_The problem_: Find every line in the entries below that contains the string "oson", and copy each of those lines. Letter case matters.

(Stored dataset entries)
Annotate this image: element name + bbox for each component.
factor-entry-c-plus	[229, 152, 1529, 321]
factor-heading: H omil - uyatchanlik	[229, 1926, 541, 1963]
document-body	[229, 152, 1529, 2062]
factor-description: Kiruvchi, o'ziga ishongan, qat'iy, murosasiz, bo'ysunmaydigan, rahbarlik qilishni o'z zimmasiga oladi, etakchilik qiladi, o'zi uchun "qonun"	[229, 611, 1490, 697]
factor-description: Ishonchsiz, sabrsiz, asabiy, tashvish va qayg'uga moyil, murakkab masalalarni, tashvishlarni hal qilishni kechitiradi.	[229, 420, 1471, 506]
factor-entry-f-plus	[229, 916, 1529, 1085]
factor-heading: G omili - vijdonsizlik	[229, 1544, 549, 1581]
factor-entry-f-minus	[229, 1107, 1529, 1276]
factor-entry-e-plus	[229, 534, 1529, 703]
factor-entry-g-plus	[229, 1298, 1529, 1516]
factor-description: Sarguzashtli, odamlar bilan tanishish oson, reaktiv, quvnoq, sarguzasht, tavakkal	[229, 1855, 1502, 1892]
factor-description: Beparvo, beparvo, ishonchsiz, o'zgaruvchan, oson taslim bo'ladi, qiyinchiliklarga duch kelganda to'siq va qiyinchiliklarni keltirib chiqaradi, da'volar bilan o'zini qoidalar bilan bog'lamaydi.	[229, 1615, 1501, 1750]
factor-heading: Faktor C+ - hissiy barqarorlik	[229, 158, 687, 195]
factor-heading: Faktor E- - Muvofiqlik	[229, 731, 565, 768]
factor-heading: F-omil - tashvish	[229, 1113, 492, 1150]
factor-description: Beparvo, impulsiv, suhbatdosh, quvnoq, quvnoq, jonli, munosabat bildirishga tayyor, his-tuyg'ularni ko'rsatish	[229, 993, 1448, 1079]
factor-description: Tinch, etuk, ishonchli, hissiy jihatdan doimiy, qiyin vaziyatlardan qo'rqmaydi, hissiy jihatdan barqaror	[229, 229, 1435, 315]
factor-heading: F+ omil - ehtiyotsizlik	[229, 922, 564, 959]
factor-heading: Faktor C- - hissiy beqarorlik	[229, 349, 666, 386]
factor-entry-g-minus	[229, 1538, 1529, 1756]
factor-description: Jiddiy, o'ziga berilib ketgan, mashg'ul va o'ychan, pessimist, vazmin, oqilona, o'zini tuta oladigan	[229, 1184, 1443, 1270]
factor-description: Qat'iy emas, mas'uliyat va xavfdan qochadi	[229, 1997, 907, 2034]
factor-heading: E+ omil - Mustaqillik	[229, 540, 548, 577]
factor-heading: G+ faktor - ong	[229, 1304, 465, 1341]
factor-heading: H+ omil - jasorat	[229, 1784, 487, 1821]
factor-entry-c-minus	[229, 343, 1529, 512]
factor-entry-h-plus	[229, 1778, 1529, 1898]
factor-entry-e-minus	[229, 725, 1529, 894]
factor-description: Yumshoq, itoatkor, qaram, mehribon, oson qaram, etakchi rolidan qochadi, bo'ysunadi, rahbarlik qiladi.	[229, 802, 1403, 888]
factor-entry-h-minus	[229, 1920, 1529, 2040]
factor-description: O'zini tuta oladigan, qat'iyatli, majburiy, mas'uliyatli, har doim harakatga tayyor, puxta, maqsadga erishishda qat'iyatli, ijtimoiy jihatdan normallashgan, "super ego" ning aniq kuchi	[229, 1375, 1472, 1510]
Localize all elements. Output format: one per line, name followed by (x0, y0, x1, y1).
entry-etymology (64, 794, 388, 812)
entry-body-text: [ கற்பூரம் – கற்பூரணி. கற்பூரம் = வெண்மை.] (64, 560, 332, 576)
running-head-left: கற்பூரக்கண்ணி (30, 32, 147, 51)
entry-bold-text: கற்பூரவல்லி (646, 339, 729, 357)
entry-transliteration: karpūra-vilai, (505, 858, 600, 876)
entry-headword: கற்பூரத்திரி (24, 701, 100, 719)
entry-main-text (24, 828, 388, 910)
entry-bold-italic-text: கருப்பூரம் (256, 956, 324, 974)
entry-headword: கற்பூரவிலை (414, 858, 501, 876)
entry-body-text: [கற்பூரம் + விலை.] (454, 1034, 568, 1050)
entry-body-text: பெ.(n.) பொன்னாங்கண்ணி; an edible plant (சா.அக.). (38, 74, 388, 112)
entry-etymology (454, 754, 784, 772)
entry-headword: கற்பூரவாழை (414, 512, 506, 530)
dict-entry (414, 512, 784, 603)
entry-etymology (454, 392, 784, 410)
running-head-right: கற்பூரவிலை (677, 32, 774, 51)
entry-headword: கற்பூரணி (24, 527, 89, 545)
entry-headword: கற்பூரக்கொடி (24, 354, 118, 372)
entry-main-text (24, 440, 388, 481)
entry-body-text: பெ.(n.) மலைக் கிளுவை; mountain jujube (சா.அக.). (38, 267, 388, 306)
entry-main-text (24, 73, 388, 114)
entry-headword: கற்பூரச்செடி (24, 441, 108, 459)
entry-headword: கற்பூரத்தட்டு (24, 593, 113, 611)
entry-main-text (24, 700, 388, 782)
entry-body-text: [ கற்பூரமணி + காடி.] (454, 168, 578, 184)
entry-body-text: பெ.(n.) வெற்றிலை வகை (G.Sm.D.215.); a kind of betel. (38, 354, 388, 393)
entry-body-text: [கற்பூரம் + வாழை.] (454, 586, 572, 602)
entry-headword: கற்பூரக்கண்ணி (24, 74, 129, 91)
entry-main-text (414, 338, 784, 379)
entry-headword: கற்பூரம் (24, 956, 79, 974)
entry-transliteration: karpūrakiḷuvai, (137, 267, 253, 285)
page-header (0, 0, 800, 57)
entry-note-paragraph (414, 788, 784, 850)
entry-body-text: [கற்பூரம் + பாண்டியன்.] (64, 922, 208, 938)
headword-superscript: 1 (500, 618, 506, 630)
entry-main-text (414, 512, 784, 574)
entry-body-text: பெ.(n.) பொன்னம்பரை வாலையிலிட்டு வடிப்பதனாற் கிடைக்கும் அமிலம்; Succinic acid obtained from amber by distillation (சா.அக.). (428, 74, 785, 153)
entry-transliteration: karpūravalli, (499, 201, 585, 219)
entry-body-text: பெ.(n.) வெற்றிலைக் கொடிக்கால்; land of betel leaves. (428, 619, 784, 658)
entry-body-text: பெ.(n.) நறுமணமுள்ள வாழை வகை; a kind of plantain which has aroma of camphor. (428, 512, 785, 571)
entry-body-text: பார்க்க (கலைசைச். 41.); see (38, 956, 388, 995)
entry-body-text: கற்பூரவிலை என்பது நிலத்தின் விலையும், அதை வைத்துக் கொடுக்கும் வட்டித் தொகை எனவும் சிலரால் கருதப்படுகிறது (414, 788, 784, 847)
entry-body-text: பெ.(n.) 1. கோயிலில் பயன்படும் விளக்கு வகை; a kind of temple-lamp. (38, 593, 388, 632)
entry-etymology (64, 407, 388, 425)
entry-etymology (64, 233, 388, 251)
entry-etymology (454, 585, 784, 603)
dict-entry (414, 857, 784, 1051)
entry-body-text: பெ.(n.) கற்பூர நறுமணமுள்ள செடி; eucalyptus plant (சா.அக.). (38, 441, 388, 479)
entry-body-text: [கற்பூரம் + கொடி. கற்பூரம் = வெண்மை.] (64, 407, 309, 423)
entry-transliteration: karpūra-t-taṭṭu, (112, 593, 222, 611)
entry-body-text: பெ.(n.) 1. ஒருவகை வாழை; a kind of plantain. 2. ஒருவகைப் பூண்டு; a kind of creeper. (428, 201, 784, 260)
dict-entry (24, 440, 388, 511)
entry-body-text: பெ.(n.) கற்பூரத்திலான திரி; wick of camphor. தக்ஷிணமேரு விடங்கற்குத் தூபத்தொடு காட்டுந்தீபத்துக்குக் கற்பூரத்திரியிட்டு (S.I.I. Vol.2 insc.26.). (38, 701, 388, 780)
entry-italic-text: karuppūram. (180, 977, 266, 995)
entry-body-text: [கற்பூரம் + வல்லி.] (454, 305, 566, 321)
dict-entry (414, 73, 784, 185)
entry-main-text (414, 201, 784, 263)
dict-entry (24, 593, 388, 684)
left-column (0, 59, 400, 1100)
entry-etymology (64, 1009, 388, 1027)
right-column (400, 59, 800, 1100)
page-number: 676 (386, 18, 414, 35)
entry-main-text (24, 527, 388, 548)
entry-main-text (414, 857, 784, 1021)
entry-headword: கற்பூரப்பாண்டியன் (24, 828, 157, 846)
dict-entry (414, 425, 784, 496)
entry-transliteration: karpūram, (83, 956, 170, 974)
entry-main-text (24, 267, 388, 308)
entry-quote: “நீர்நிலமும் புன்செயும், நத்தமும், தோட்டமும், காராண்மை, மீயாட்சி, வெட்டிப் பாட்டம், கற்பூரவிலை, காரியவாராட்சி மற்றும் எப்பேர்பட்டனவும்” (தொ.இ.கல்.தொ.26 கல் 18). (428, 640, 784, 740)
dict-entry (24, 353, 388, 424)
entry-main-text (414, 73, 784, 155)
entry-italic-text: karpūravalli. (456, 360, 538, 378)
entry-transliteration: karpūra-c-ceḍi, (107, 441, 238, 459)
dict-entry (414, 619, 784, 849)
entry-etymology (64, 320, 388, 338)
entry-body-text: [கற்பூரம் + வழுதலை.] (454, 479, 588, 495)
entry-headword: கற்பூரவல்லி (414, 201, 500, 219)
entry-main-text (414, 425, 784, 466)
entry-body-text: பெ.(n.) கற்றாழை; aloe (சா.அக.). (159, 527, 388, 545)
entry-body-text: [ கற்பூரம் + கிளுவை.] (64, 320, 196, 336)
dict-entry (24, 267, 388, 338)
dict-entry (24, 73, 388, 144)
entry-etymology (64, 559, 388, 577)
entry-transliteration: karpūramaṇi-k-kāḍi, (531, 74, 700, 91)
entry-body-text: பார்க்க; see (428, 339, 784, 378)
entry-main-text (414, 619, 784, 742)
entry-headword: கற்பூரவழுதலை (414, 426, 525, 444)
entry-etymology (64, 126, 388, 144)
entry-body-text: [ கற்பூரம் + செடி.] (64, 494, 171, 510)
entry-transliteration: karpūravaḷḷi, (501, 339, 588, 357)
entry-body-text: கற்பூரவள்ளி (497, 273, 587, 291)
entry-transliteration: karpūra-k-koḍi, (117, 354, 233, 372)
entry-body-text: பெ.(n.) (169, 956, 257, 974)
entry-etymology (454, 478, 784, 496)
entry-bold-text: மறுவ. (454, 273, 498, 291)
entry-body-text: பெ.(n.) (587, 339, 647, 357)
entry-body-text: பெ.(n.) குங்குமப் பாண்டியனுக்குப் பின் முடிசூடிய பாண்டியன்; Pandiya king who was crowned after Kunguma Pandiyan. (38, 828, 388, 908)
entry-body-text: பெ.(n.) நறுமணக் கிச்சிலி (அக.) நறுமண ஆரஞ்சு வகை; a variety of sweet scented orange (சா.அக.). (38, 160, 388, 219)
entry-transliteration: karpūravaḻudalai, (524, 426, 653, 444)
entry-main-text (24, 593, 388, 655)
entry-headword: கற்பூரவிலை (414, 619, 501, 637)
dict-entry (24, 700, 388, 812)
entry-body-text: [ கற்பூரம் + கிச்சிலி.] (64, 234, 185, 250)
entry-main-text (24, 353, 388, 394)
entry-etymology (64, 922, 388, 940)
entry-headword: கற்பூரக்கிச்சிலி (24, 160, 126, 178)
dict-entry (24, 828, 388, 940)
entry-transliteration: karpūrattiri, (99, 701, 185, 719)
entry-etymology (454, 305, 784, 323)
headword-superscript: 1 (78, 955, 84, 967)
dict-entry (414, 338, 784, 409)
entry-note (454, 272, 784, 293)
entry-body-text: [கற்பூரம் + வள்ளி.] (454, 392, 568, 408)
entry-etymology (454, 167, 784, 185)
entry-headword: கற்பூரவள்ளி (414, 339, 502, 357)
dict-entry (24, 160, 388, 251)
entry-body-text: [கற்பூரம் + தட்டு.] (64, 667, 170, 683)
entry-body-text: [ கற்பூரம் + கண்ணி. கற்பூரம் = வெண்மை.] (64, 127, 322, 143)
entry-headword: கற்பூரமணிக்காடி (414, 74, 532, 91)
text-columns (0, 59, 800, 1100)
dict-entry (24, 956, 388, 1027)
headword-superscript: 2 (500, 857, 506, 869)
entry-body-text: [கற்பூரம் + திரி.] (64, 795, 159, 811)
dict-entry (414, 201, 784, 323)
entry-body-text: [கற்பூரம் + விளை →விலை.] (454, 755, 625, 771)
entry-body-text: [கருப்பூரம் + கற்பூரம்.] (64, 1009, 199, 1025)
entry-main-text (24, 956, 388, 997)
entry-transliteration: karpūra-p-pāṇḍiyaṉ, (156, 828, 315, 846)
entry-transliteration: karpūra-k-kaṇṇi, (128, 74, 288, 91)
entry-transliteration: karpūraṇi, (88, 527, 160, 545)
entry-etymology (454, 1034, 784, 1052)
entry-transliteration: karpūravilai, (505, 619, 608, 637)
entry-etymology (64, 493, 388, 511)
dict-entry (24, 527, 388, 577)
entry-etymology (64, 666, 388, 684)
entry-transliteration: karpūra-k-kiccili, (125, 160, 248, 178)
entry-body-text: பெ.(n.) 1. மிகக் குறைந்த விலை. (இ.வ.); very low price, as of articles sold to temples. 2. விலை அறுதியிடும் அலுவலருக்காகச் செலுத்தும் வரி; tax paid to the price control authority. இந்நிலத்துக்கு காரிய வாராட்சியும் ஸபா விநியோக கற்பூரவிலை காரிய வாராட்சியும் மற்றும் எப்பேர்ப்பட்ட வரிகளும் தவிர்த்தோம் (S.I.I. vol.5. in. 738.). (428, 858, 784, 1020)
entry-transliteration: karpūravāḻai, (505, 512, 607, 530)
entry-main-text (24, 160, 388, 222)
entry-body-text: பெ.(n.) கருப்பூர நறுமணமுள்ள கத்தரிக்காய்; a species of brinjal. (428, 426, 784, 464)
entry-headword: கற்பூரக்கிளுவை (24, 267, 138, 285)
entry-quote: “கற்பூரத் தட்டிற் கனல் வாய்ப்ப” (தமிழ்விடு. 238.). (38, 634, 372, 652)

_Answer to this task_:
factor-description: Sarguzashtli, odamlar bilan tanishish oson, reaktiv, quvnoq, sarguzasht, tavakkal	[229, 1855, 1502, 1892]
factor-description: Beparvo, beparvo, ishonchsiz, o'zgaruvchan, oson taslim bo'ladi, qiyinchiliklarga duch kelganda to'siq va qiyinchiliklarni keltirib chiqaradi, da'volar bilan o'zini qoidalar bilan bog'lamaydi.	[229, 1615, 1501, 1750]
factor-description: Yumshoq, itoatkor, qaram, mehribon, oson qaram, etakchi rolidan qochadi, bo'ysunadi, rahbarlik qiladi.	[229, 802, 1403, 888]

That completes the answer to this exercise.